- Set task:
Output the records exactly. Include every line.
· · ·
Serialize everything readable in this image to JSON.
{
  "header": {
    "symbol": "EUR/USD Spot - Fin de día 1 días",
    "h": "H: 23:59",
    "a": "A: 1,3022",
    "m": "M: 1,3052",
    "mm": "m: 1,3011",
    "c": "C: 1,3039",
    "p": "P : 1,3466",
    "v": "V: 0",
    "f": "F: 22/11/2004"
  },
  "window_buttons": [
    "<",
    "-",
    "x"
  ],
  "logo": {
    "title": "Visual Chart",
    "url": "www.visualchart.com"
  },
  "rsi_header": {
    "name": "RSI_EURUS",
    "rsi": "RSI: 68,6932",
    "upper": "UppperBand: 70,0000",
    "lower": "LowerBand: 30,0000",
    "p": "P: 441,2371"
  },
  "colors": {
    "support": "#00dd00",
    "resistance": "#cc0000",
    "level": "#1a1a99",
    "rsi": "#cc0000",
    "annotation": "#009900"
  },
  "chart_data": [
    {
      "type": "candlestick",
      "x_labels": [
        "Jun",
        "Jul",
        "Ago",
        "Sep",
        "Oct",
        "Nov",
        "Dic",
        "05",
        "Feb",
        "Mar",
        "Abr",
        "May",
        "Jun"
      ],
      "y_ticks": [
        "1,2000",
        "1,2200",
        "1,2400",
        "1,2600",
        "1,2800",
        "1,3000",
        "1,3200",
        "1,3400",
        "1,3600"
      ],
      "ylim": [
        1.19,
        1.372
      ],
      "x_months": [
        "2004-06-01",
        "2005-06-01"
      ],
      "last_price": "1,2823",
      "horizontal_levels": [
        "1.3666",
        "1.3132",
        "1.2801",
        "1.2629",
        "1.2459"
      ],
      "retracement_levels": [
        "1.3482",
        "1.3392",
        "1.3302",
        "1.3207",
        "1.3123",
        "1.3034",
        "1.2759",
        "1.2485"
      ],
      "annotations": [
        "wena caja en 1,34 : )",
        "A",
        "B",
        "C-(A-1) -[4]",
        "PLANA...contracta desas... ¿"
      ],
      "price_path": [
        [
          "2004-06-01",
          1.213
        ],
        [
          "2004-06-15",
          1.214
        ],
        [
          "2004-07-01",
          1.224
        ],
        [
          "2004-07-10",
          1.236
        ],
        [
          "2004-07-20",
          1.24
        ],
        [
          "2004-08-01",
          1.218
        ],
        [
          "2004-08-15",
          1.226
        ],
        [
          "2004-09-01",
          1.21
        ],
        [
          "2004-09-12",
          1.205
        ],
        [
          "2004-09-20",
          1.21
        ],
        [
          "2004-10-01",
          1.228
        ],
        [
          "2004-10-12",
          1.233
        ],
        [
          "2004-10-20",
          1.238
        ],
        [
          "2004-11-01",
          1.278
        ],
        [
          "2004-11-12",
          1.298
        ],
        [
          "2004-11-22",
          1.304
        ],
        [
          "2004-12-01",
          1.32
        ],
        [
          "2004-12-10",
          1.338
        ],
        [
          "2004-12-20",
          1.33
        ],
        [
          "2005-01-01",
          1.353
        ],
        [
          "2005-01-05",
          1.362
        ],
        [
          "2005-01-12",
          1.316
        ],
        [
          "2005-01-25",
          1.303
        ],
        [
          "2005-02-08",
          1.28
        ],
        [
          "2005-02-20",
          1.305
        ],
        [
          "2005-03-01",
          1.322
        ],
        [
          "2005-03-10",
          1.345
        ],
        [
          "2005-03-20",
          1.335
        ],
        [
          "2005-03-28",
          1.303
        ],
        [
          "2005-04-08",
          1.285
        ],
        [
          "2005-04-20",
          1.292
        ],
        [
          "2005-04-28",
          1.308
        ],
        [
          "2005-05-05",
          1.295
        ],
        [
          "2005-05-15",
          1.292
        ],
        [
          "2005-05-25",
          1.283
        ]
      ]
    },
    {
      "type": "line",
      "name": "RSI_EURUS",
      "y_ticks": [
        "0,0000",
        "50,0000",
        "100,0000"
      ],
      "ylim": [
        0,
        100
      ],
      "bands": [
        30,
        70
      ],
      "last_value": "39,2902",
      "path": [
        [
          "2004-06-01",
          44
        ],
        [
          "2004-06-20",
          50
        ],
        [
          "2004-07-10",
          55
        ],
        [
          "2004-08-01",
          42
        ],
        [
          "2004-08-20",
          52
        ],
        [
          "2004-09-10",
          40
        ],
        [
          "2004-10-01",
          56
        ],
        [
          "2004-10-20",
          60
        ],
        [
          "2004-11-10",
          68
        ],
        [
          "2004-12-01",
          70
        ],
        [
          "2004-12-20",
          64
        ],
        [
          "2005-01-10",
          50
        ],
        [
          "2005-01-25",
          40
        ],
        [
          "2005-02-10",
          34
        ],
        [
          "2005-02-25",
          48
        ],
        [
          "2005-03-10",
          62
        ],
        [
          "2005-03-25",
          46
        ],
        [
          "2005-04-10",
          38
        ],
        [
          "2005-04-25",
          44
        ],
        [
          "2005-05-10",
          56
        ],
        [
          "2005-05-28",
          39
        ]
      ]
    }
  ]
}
· · ·
- Final result:
Serialize everything readable in this image to JSON.
{
  "header": {
    "symbol": "EUR/USD Spot - Fin de día 1 días",
    "h": "H: 23:59",
    "a": "A: 1,3022",
    "m": "M: 1,3052",
    "mm": "m: 1,3011",
    "c": "C: 1,3039",
    "p": "P : 1,3466",
    "v": "V: 0",
    "f": "F: 22/11/2004"
  },
  "window_buttons": [
    "<",
    "-",
    "x"
  ],
  "logo": {
    "title": "Visual Chart",
    "url": "www.visualchart.com"
  },
  "rsi_header": {
    "name": "RSI_EURUS",
    "rsi": "RSI: 68,6932",
    "upper": "UppperBand: 70,0000",
    "lower": "LowerBand: 30,0000",
    "p": "P: 441,2371"
  },
  "colors": {
    "support": "#00dd00",
    "resistance": "#cc0000",
    "level": "#1a1a99",
    "rsi": "#cc0000",
    "annotation": "#009900"
  },
  "chart_data": [
    {
      "type": "candlestick",
      "x_labels": [
        "Jun",
        "Jul",
        "Ago",
        "Sep",
        "Oct",
        "Nov",
        "Dic",
        "05",
        "Feb",
        "Mar",
        "Abr",
        "May",
        "Jun"
      ],
      "y_ticks": [
        "1,2000",
        "1,2200",
        "1,2400",
        "1,2600",
        "1,2800",
        "1,3000",
        "1,3200",
        "1,3400",
        "1,3600"
      ],
      "ylim": [
        1.19,
        1.372
      ],
      "x_months": [
        "2004-06-01",
        "2005-06-01"
      ],
      "last_price": "1,2823",
      "horizontal_levels": [
        "1.3666",
        "1.3132",
        "1.2801",
        "1.2629",
        "1.2459"
      ],
      "retracement_levels": [
        "1.3482",
        "1.3392",
        "1.3302",
        "1.3207",
        "1.3123",
        "1.3034",
        "1.2759",
        "1.2485"
      ],
      "annotations": [
        "wena caja en 1,34 : )",
        "A",
        "B",
        "C-(A-1) -[4]",
        "PLANA...contracta desas... ¿"
      ],
      "price_path": [
        [
          "2004-06-01",
          1.213
        ],
        [
          "2004-06-15",
          1.214
        ],
        [
          "2004-07-01",
          1.224
        ],
        [
          "2004-07-10",
          1.236
        ],
        [
          "2004-07-20",
          1.24
        ],
        [
          "2004-08-01",
          1.218
        ],
        [
          "2004-08-15",
          1.226
        ],
        [
          "2004-09-01",
          1.21
        ],
        [
          "2004-09-12",
          1.205
        ],
        [
          "2004-09-20",
          1.21
        ],
        [
          "2004-10-01",
          1.228
        ],
        [
          "2004-10-12",
          1.233
        ],
        [
          "2004-10-20",
          1.238
        ],
        [
          "2004-11-01",
          1.278
        ],
        [
          "2004-11-12",
          1.298
        ],
        [
          "2004-11-22",
          1.304
        ],
        [
          "2004-12-01",
          1.32
        ],
        [
          "2004-12-10",
          1.338
        ],
        [
          "2004-12-20",
          1.33
        ],
        [
          "2005-01-01",
          1.353
        ],
        [
          "2005-01-05",
          1.362
        ],
        [
          "2005-01-12",
          1.316
        ],
        [
          "2005-01-25",
          1.303
        ],
        [
          "2005-02-08",
          1.28
        ],
        [
          "2005-02-20",
          1.305
        ],
        [
          "2005-03-01",
          1.322
        ],
        [
          "2005-03-10",
          1.345
        ],
        [
          "2005-03-20",
          1.335
        ],
        [
          "2005-03-28",
          1.303
        ],
        [
          "2005-04-08",
          1.285
        ],
        [
          "2005-04-20",
          1.292
        ],
        [
          "2005-04-28",
          1.308
        ],
        [
          "2005-05-05",
          1.295
        ],
        [
          "2005-05-15",
          1.292
        ],
        [
          "2005-05-25",
          1.283
        ]
      ]
    },
    {
      "type": "line",
      "name": "RSI_EURUS",
      "y_ticks": [
        "0,0000",
        "50,0000",
        "100,0000"
      ],
      "ylim": [
        0,
        100
      ],
      "bands": [
        30,
        70
      ],
      "last_value": "39,2902",
      "path": [
        [
          "2004-06-01",
          44
        ],
        [
          "2004-06-20",
          50
        ],
        [
          "2004-07-10",
          55
        ],
        [
          "2004-08-01",
          42
        ],
        [
          "2004-08-20",
          52
        ],
        [
          "2004-09-10",
          40
        ],
        [
          "2004-10-01",
          56
        ],
        [
          "2004-10-20",
          60
        ],
        [
          "2004-11-10",
          68
        ],
        [
          "2004-12-01",
          70
        ],
        [
          "2004-12-20",
          64
        ],
        [
          "2005-01-10",
          50
        ],
        [
          "2005-01-25",
          40
        ],
        [
          "2005-02-10",
          34
        ],
        [
          "2005-02-25",
          48
        ],
        [
          "2005-03-10",
          62
        ],
        [
          "2005-03-25",
          46
        ],
        [
          "2005-04-10",
          38
        ],
        [
          "2005-04-25",
          44
        ],
        [
          "2005-05-10",
          56
        ],
        [
          "2005-05-28",
          39
        ]
      ]
    }
  ]
}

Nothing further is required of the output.